下にある住宅ローン金利についての対談記事を、最初から最後まで一字も変えずに引用してください。

=== 抜き出した文章 ===

日銀の利上げにより「金利のある世界」に突入しました。住宅ローン金利上昇と物価高騰で、住宅ローン返済中の人やこれから家を購入しようと考えている人はどう対策すればいいのでしょうか。本サイトでも連載をもつ、住宅ローン・不動産ブロガーの千日太郎氏と住宅ローンアドバイザーの淡河範明氏による対談(前編)をお届けします。
住宅ローン金利の今後の動きを、専門家はどう見ている?
――日銀の利上げに伴い、住宅ローン金利の引き上げが相次いでいます。変動金利と全期間固定金利について、今後の動きを大胆予想してください!
淡河範明(以下、淡河) 金利予想なんて、経済学者でも当たりませんよ。
千日太郎(以下、千日) たしかに(笑)。ただ、ファクトベースでいえば、今年9月、日銀の田村直樹審議委員が中立金利(※1)の水準を「最低でも1%程度だろう」との見方を示しました。現在、政策金利は0.25%なので、0.75ポイント増になります。よって住宅ローンの変動金利も、この1年間で0.75ポイントほどの引き上げは想定しておくべきでしょう。

=== 記録された情報 ===

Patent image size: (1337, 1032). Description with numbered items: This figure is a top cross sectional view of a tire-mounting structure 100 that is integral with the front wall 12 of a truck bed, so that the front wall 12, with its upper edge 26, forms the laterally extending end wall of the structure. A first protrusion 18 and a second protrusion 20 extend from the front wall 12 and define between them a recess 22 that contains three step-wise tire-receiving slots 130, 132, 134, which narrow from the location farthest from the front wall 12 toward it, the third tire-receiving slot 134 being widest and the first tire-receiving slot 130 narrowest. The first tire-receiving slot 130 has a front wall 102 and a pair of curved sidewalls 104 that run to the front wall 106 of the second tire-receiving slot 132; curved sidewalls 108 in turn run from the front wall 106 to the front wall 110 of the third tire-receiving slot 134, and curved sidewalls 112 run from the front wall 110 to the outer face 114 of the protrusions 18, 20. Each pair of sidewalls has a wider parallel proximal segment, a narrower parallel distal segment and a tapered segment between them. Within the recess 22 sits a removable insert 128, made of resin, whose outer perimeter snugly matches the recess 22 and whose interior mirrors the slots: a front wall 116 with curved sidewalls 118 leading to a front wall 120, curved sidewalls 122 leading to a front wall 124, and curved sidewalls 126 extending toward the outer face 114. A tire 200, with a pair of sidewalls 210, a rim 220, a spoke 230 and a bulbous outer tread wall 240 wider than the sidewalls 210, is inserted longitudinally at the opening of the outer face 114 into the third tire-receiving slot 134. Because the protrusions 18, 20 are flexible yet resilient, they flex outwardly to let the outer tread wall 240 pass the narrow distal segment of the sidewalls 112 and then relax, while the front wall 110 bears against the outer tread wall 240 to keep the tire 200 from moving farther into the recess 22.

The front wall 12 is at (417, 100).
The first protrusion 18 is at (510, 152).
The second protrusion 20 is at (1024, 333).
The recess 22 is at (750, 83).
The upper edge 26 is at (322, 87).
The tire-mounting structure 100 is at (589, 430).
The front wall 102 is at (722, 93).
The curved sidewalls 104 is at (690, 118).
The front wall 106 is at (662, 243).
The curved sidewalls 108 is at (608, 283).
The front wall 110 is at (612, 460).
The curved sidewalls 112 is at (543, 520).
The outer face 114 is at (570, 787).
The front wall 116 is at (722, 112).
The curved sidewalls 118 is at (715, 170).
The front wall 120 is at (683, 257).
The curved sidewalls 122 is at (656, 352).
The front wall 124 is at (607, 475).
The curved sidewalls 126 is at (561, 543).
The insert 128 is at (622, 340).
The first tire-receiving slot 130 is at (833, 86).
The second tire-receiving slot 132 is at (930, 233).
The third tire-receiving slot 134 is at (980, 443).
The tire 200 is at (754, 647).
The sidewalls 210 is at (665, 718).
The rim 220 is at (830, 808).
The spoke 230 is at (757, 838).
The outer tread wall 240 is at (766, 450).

===

◆ **できあがった作業**
日銀の利上げにより「金利のある世界」に突入しました。住宅ローン金利上昇と物価高騰で、住宅ローン返済中の人やこれから家を購入しようと考えている人はどう対策すればいいのでしょうか。本サイトでも連載をもつ、住宅ローン・不動産ブロガーの千日太郎氏と住宅ローンアドバイザーの淡河範明氏による対談(前編)をお届けします。
住宅ローン金利の今後の動きを、専門家はどう見ている?
――日銀の利上げに伴い、住宅ローン金利の引き上げが相次いでいます。変動金利と全期間固定金利について、今後の動きを大胆予想してください!
淡河範明(以下、淡河) 金利予想なんて、経済学者でも当たりませんよ。
千日太郎(以下、千日) たしかに(笑)。ただ、ファクトベースでいえば、今年9月、日銀の田村直樹審議委員が中立金利(※1)の水準を「最低でも1%程度だろう」との見方を示しました。現在、政策金利は0.25%なので、0.75ポイント増になります。よって住宅ローンの変動金利も、この1年間で0.75ポイントほどの引き上げは想定しておくべきでしょう。